[start of STORED RECORDS]

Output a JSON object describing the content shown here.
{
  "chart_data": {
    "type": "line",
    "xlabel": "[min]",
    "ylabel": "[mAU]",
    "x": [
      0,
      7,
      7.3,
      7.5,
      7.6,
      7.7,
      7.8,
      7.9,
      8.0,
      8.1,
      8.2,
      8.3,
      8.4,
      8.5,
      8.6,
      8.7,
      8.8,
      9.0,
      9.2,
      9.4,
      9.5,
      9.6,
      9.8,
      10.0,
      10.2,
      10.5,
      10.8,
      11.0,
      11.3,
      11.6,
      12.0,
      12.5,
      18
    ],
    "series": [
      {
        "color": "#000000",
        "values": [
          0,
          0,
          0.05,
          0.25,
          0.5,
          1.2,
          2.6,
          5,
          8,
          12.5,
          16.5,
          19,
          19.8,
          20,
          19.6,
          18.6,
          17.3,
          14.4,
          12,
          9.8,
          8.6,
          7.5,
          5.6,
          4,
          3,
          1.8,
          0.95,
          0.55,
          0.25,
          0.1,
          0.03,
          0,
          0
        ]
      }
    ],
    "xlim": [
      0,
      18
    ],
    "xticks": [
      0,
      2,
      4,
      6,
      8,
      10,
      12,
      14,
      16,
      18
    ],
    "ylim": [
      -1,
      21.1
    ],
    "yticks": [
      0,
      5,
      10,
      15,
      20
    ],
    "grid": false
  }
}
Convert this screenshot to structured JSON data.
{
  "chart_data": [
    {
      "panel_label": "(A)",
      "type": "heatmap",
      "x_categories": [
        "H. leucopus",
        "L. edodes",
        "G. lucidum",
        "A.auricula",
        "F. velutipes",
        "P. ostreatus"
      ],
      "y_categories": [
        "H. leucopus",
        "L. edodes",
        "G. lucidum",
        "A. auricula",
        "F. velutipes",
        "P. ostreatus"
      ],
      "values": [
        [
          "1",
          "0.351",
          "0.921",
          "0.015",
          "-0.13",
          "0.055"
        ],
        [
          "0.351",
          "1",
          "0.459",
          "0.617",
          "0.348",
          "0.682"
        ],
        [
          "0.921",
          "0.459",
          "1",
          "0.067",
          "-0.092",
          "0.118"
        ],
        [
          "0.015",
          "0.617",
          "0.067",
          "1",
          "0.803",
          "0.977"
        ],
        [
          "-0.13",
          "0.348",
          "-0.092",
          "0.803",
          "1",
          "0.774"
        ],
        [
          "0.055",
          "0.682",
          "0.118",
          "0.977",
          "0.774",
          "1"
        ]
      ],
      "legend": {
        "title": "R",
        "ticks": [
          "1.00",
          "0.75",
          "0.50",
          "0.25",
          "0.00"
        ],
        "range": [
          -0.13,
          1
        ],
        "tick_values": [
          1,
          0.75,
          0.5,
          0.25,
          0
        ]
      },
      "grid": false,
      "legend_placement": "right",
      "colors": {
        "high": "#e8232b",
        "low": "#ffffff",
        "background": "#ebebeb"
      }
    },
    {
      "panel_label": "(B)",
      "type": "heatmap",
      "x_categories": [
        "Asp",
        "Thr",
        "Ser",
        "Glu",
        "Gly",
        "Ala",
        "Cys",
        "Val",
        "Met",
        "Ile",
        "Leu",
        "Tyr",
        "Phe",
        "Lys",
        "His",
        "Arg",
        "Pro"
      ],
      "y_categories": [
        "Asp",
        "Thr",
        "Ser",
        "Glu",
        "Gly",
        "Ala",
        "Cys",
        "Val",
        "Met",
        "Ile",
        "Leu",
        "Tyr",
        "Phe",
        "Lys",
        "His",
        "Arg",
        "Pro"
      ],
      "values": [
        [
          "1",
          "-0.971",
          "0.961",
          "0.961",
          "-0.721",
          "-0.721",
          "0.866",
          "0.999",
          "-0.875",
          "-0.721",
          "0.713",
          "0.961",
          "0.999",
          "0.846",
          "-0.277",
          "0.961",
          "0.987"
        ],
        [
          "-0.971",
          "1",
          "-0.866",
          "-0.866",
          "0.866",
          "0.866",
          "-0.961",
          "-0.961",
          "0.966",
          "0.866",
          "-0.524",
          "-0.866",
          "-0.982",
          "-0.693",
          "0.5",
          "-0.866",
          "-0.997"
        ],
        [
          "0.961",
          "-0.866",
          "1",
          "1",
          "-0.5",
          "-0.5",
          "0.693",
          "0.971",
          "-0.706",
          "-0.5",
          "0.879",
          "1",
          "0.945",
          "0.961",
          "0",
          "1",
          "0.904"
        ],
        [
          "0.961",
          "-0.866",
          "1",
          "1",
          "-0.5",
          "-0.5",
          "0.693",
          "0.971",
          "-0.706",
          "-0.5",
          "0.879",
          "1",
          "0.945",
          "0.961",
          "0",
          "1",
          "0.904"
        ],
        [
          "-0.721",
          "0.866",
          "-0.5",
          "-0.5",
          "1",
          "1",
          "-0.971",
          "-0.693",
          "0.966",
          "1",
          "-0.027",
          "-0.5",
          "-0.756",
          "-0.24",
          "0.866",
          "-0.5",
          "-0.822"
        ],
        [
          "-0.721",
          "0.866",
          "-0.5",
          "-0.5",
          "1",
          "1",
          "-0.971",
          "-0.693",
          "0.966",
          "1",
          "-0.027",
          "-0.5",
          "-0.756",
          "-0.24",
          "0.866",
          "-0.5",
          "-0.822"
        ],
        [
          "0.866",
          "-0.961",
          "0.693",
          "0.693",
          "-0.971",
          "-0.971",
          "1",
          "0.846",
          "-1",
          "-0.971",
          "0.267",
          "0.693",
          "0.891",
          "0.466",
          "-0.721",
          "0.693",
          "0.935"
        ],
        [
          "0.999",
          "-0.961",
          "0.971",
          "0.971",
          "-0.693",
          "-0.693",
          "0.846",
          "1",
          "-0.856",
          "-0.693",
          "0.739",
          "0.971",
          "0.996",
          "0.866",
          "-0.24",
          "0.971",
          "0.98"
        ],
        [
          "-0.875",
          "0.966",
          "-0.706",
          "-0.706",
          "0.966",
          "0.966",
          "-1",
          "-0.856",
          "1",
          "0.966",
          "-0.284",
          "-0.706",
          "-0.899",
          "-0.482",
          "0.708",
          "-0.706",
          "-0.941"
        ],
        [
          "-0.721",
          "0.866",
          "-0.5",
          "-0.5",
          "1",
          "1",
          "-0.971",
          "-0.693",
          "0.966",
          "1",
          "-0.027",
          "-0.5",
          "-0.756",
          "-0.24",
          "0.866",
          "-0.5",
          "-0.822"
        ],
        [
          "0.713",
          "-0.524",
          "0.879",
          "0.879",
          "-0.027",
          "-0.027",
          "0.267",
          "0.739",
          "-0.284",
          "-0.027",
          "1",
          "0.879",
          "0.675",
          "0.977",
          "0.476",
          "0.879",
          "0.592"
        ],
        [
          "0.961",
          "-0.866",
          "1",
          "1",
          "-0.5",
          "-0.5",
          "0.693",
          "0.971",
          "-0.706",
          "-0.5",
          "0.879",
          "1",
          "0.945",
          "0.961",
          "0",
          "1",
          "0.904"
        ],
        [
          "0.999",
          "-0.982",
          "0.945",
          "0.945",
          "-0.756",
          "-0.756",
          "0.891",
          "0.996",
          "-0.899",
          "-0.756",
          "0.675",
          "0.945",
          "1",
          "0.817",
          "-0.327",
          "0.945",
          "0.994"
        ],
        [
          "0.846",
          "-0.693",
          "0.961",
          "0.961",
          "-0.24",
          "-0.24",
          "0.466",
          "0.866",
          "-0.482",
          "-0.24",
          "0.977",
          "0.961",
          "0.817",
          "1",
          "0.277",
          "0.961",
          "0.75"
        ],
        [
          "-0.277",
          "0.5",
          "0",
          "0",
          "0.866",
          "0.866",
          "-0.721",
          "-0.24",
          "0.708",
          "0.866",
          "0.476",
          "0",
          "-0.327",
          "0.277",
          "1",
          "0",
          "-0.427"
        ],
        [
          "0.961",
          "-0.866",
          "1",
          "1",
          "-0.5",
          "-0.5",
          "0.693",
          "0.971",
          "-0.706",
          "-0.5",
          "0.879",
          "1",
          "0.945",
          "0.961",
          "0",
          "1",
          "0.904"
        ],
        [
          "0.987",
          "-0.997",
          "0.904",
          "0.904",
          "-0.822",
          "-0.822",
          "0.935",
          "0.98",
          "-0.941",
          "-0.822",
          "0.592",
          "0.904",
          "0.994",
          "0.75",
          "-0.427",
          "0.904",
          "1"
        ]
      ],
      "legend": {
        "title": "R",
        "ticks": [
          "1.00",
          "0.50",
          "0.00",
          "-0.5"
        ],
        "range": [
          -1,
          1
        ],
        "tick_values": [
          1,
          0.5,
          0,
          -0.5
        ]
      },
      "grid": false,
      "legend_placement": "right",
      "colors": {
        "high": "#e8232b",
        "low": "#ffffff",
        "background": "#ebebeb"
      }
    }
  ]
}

[end of STORED RECORDS]

EXERCISE GOAL - Search the data for "JSON". Copy every line that has it.

RESULT -
Output a JSON object describing the content shown here.
Convert this screenshot to structured JSON data.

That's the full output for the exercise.